→ Work to be completed
Write out the material exactly, leaving every picture behind.

→ Data tied to figure images

-------

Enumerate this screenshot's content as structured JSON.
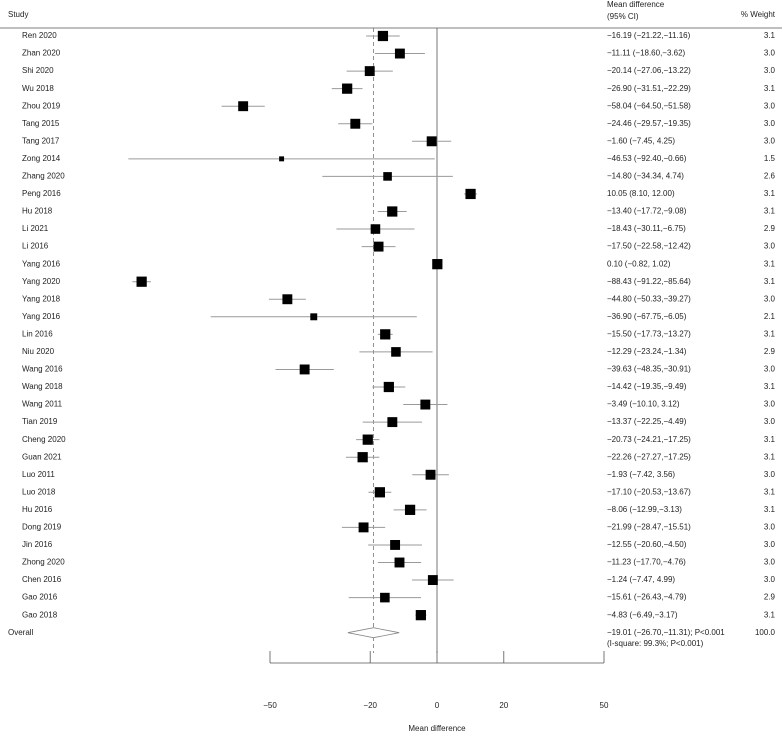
{
  "chart_data": {
    "type": "forest",
    "header": {
      "study": "Study",
      "estimate": "Mean difference",
      "estimate_sub": "(95% CI)",
      "weight": "% Weight"
    },
    "studies": [
      "Ren 2020",
      "Zhan 2020",
      "Shi 2020",
      "Wu 2018",
      "Zhou 2019",
      "Tang 2015",
      "Tang 2017",
      "Zong 2014",
      "Zhang 2020",
      "Peng 2016",
      "Hu 2018",
      "Li 2021",
      "Li 2016",
      "Yang 2016",
      "Yang 2020",
      "Yang 2018",
      "Yang 2016",
      "Lin 2016",
      "Niu 2020",
      "Wang 2016",
      "Wang 2018",
      "Wang 2011",
      "Tian 2019",
      "Cheng 2020",
      "Guan 2021",
      "Luo 2011",
      "Luo 2018",
      "Hu 2016",
      "Dong 2019",
      "Jin 2016",
      "Zhong 2020",
      "Chen 2016",
      "Gao 2016",
      "Gao 2018"
    ],
    "values": [
      -16.19,
      -11.11,
      -20.14,
      -26.9,
      -58.04,
      -24.46,
      -1.6,
      -46.53,
      -14.8,
      10.05,
      -13.4,
      -18.43,
      -17.5,
      0.1,
      -88.43,
      -44.8,
      -36.9,
      -15.5,
      -12.29,
      -39.63,
      -14.42,
      -3.49,
      -13.37,
      -20.73,
      -22.26,
      -1.93,
      -17.1,
      -8.06,
      -21.99,
      -12.55,
      -11.23,
      -1.24,
      -15.61,
      -4.83
    ],
    "lower": [
      -21.22,
      -18.6,
      -27.06,
      -31.51,
      -64.5,
      -29.57,
      -7.45,
      -92.4,
      -34.34,
      8.1,
      -17.72,
      -30.11,
      -22.58,
      -0.82,
      -91.22,
      -50.33,
      -67.75,
      -17.73,
      -23.24,
      -48.35,
      -19.35,
      -10.1,
      -22.25,
      -24.21,
      -27.27,
      -7.42,
      -20.53,
      -12.99,
      -28.47,
      -20.6,
      -17.7,
      -7.47,
      -26.43,
      -6.49
    ],
    "upper": [
      -11.16,
      -3.62,
      -13.22,
      -22.29,
      -51.58,
      -19.35,
      4.25,
      -0.66,
      4.74,
      12.0,
      -9.08,
      -6.75,
      -12.42,
      1.02,
      -85.64,
      -39.27,
      -6.05,
      -13.27,
      -1.34,
      -30.91,
      -9.49,
      3.12,
      -4.49,
      -17.25,
      -17.25,
      3.56,
      -13.67,
      -3.13,
      -15.51,
      -4.5,
      -4.76,
      4.99,
      -4.79,
      -3.17
    ],
    "value_labels": [
      "−16.19 (−21.22,−11.16)",
      "−11.11 (−18.60,−3.62)",
      "−20.14 (−27.06,−13.22)",
      "−26.90 (−31.51,−22.29)",
      "−58.04 (−64.50,−51.58)",
      "−24.46 (−29.57,−19.35)",
      "−1.60 (−7.45, 4.25)",
      "−46.53 (−92.40,−0.66)",
      "−14.80 (−34.34, 4.74)",
      "10.05 (8.10, 12.00)",
      "−13.40 (−17.72,−9.08)",
      "−18.43 (−30.11,−6.75)",
      "−17.50 (−22.58,−12.42)",
      "0.10 (−0.82, 1.02)",
      "−88.43 (−91.22,−85.64)",
      "−44.80 (−50.33,−39.27)",
      "−36.90 (−67.75,−6.05)",
      "−15.50 (−17.73,−13.27)",
      "−12.29 (−23.24,−1.34)",
      "−39.63 (−48.35,−30.91)",
      "−14.42 (−19.35,−9.49)",
      "−3.49 (−10.10, 3.12)",
      "−13.37 (−22.25,−4.49)",
      "−20.73 (−24.21,−17.25)",
      "−22.26 (−27.27,−17.25)",
      "−1.93 (−7.42, 3.56)",
      "−17.10 (−20.53,−13.67)",
      "−8.06 (−12.99,−3.13)",
      "−21.99 (−28.47,−15.51)",
      "−12.55 (−20.60,−4.50)",
      "−11.23 (−17.70,−4.76)",
      "−1.24 (−7.47, 4.99)",
      "−15.61 (−26.43,−4.79)",
      "−4.83 (−6.49,−3.17)"
    ],
    "weights": [
      3.1,
      3.0,
      3.0,
      3.1,
      3.0,
      3.0,
      3.0,
      1.5,
      2.6,
      3.1,
      3.1,
      2.9,
      3.0,
      3.1,
      3.1,
      3.0,
      2.1,
      3.1,
      2.9,
      3.0,
      3.1,
      3.0,
      3.0,
      3.1,
      3.1,
      3.0,
      3.1,
      3.1,
      3.0,
      3.0,
      3.0,
      3.0,
      2.9,
      3.1
    ],
    "weight_labels": [
      "3.1",
      "3.0",
      "3.0",
      "3.1",
      "3.0",
      "3.0",
      "3.0",
      "1.5",
      "2.6",
      "3.1",
      "3.1",
      "2.9",
      "3.0",
      "3.1",
      "3.1",
      "3.0",
      "2.1",
      "3.1",
      "2.9",
      "3.0",
      "3.1",
      "3.0",
      "3.0",
      "3.1",
      "3.1",
      "3.0",
      "3.1",
      "3.1",
      "3.0",
      "3.0",
      "3.0",
      "3.0",
      "2.9",
      "3.1"
    ],
    "overall": {
      "name": "Overall",
      "value": -19.01,
      "lower": -26.7,
      "upper": -11.31,
      "value_label": "−19.01 (−26.70,−11.31); P<0.001",
      "note": "(I-square: 99.3%; P<0.001)",
      "weight": 100,
      "weight_label": "100.0"
    },
    "null_line": 0,
    "xlim": [
      -50,
      50
    ],
    "xticks": [
      {
        "value": -50,
        "label": "−50"
      },
      {
        "value": -20,
        "label": "−20"
      },
      0,
      20,
      50
    ],
    "xlabel": "Mean difference",
    "marker_color": "#000000",
    "ci_color": "#9a9a9a"
  }
}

-------

→ Output
Enumerate this screenshot's content as structured JSON.
{
  "chart_data": {
    "type": "forest",
    "header": {
      "study": "Study",
      "estimate": "Mean difference",
      "estimate_sub": "(95% CI)",
      "weight": "% Weight"
    },
    "studies": [
      "Ren 2020",
      "Zhan 2020",
      "Shi 2020",
      "Wu 2018",
      "Zhou 2019",
      "Tang 2015",
      "Tang 2017",
      "Zong 2014",
      "Zhang 2020",
      "Peng 2016",
      "Hu 2018",
      "Li 2021",
      "Li 2016",
      "Yang 2016",
      "Yang 2020",
      "Yang 2018",
      "Yang 2016",
      "Lin 2016",
      "Niu 2020",
      "Wang 2016",
      "Wang 2018",
      "Wang 2011",
      "Tian 2019",
      "Cheng 2020",
      "Guan 2021",
      "Luo 2011",
      "Luo 2018",
      "Hu 2016",
      "Dong 2019",
      "Jin 2016",
      "Zhong 2020",
      "Chen 2016",
      "Gao 2016",
      "Gao 2018"
    ],
    "values": [
      -16.19,
      -11.11,
      -20.14,
      -26.9,
      -58.04,
      -24.46,
      -1.6,
      -46.53,
      -14.8,
      10.05,
      -13.4,
      -18.43,
      -17.5,
      0.1,
      -88.43,
      -44.8,
      -36.9,
      -15.5,
      -12.29,
      -39.63,
      -14.42,
      -3.49,
      -13.37,
      -20.73,
      -22.26,
      -1.93,
      -17.1,
      -8.06,
      -21.99,
      -12.55,
      -11.23,
      -1.24,
      -15.61,
      -4.83
    ],
    "lower": [
      -21.22,
      -18.6,
      -27.06,
      -31.51,
      -64.5,
      -29.57,
      -7.45,
      -92.4,
      -34.34,
      8.1,
      -17.72,
      -30.11,
      -22.58,
      -0.82,
      -91.22,
      -50.33,
      -67.75,
      -17.73,
      -23.24,
      -48.35,
      -19.35,
      -10.1,
      -22.25,
      -24.21,
      -27.27,
      -7.42,
      -20.53,
      -12.99,
      -28.47,
      -20.6,
      -17.7,
      -7.47,
      -26.43,
      -6.49
    ],
    "upper": [
      -11.16,
      -3.62,
      -13.22,
      -22.29,
      -51.58,
      -19.35,
      4.25,
      -0.66,
      4.74,
      12.0,
      -9.08,
      -6.75,
      -12.42,
      1.02,
      -85.64,
      -39.27,
      -6.05,
      -13.27,
      -1.34,
      -30.91,
      -9.49,
      3.12,
      -4.49,
      -17.25,
      -17.25,
      3.56,
      -13.67,
      -3.13,
      -15.51,
      -4.5,
      -4.76,
      4.99,
      -4.79,
      -3.17
    ],
    "value_labels": [
      "−16.19 (−21.22,−11.16)",
      "−11.11 (−18.60,−3.62)",
      "−20.14 (−27.06,−13.22)",
      "−26.90 (−31.51,−22.29)",
      "−58.04 (−64.50,−51.58)",
      "−24.46 (−29.57,−19.35)",
      "−1.60 (−7.45, 4.25)",
      "−46.53 (−92.40,−0.66)",
      "−14.80 (−34.34, 4.74)",
      "10.05 (8.10, 12.00)",
      "−13.40 (−17.72,−9.08)",
      "−18.43 (−30.11,−6.75)",
      "−17.50 (−22.58,−12.42)",
      "0.10 (−0.82, 1.02)",
      "−88.43 (−91.22,−85.64)",
      "−44.80 (−50.33,−39.27)",
      "−36.90 (−67.75,−6.05)",
      "−15.50 (−17.73,−13.27)",
      "−12.29 (−23.24,−1.34)",
      "−39.63 (−48.35,−30.91)",
      "−14.42 (−19.35,−9.49)",
      "−3.49 (−10.10, 3.12)",
      "−13.37 (−22.25,−4.49)",
      "−20.73 (−24.21,−17.25)",
      "−22.26 (−27.27,−17.25)",
      "−1.93 (−7.42, 3.56)",
      "−17.10 (−20.53,−13.67)",
      "−8.06 (−12.99,−3.13)",
      "−21.99 (−28.47,−15.51)",
      "−12.55 (−20.60,−4.50)",
      "−11.23 (−17.70,−4.76)",
      "−1.24 (−7.47, 4.99)",
      "−15.61 (−26.43,−4.79)",
      "−4.83 (−6.49,−3.17)"
    ],
    "weights": [
      3.1,
      3.0,
      3.0,
      3.1,
      3.0,
      3.0,
      3.0,
      1.5,
      2.6,
      3.1,
      3.1,
      2.9,
      3.0,
      3.1,
      3.1,
      3.0,
      2.1,
      3.1,
      2.9,
      3.0,
      3.1,
      3.0,
      3.0,
      3.1,
      3.1,
      3.0,
      3.1,
      3.1,
      3.0,
      3.0,
      3.0,
      3.0,
      2.9,
      3.1
    ],
    "weight_labels": [
      "3.1",
      "3.0",
      "3.0",
      "3.1",
      "3.0",
      "3.0",
      "3.0",
      "1.5",
      "2.6",
      "3.1",
      "3.1",
      "2.9",
      "3.0",
      "3.1",
      "3.1",
      "3.0",
      "2.1",
      "3.1",
      "2.9",
      "3.0",
      "3.1",
      "3.0",
      "3.0",
      "3.1",
      "3.1",
      "3.0",
      "3.1",
      "3.1",
      "3.0",
      "3.0",
      "3.0",
      "3.0",
      "2.9",
      "3.1"
    ],
    "overall": {
      "name": "Overall",
      "value": -19.01,
      "lower": -26.7,
      "upper": -11.31,
      "value_label": "−19.01 (−26.70,−11.31); P<0.001",
      "note": "(I-square: 99.3%; P<0.001)",
      "weight": 100,
      "weight_label": "100.0"
    },
    "null_line": 0,
    "xlim": [
      -50,
      50
    ],
    "xticks": [
      {
        "value": -50,
        "label": "−50"
      },
      {
        "value": -20,
        "label": "−20"
      },
      0,
      20,
      50
    ],
    "xlabel": "Mean difference",
    "marker_color": "#000000",
    "ci_color": "#9a9a9a"
  }
}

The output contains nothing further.